Images appear in the records below; leave them out and repeat everything else exactly.

________

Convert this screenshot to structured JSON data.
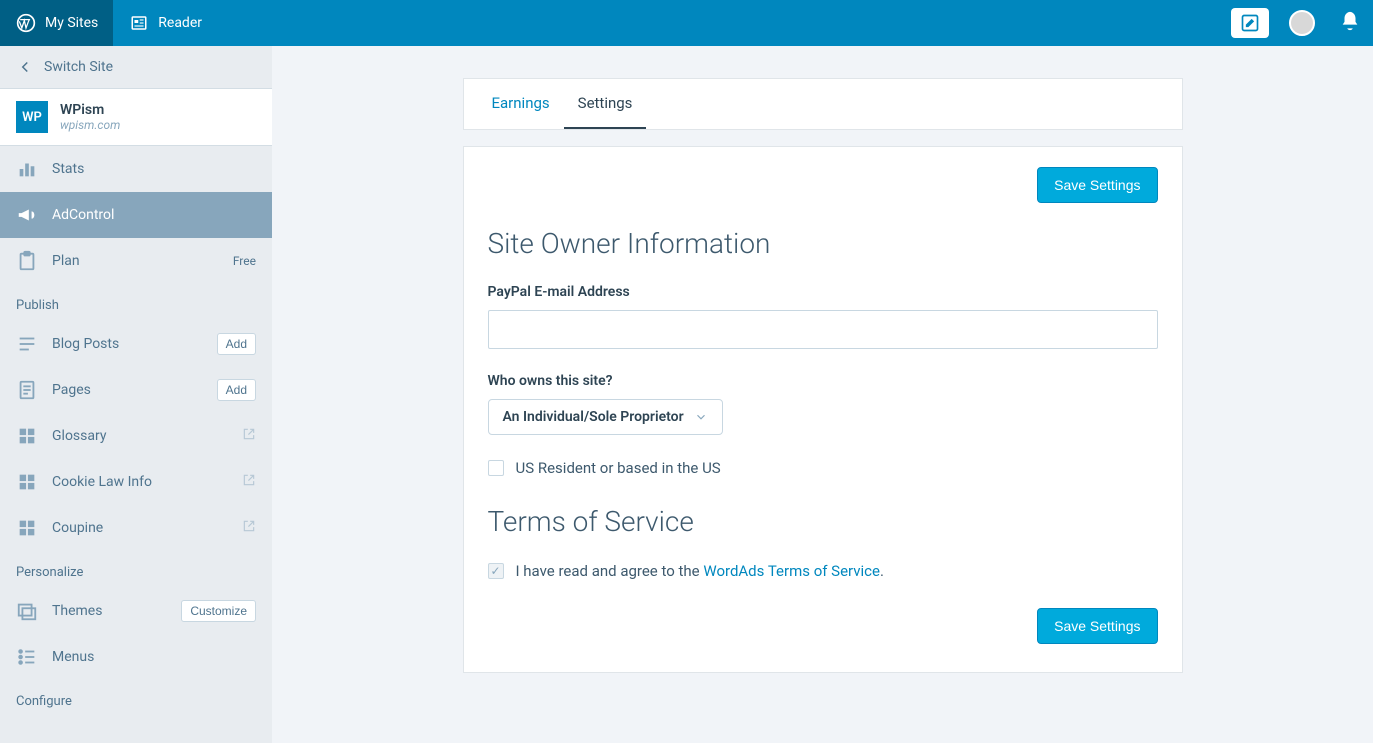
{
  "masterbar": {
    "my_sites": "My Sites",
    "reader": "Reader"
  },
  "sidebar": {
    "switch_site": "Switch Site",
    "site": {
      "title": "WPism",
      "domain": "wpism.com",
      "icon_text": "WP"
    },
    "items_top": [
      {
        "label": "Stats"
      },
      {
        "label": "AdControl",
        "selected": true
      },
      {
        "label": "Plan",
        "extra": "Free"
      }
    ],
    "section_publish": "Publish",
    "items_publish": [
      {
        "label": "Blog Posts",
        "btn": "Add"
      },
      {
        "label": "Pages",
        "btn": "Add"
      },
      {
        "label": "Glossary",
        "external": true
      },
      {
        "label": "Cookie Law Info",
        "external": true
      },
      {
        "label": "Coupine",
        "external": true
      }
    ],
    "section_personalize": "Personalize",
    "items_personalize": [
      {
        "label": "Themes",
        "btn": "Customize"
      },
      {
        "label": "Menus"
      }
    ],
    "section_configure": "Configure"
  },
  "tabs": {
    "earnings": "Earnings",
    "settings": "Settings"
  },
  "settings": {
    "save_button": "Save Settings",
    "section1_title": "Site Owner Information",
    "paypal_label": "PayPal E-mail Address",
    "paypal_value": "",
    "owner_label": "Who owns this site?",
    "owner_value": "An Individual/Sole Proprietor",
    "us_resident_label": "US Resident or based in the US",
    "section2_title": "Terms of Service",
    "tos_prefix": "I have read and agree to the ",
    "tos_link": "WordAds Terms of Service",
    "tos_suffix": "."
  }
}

________

→ Solution:
Convert this screenshot to structured JSON data.
{
  "masterbar": {
    "my_sites": "My Sites",
    "reader": "Reader"
  },
  "sidebar": {
    "switch_site": "Switch Site",
    "site": {
      "title": "WPism",
      "domain": "wpism.com",
      "icon_text": "WP"
    },
    "items_top": [
      {
        "label": "Stats"
      },
      {
        "label": "AdControl",
        "selected": true
      },
      {
        "label": "Plan",
        "extra": "Free"
      }
    ],
    "section_publish": "Publish",
    "items_publish": [
      {
        "label": "Blog Posts",
        "btn": "Add"
      },
      {
        "label": "Pages",
        "btn": "Add"
      },
      {
        "label": "Glossary",
        "external": true
      },
      {
        "label": "Cookie Law Info",
        "external": true
      },
      {
        "label": "Coupine",
        "external": true
      }
    ],
    "section_personalize": "Personalize",
    "items_personalize": [
      {
        "label": "Themes",
        "btn": "Customize"
      },
      {
        "label": "Menus"
      }
    ],
    "section_configure": "Configure"
  },
  "tabs": {
    "earnings": "Earnings",
    "settings": "Settings"
  },
  "settings": {
    "save_button": "Save Settings",
    "section1_title": "Site Owner Information",
    "paypal_label": "PayPal E-mail Address",
    "paypal_value": "",
    "owner_label": "Who owns this site?",
    "owner_value": "An Individual/Sole Proprietor",
    "us_resident_label": "US Resident or based in the US",
    "section2_title": "Terms of Service",
    "tos_prefix": "I have read and agree to the ",
    "tos_link": "WordAds Terms of Service",
    "tos_suffix": "."
  }
}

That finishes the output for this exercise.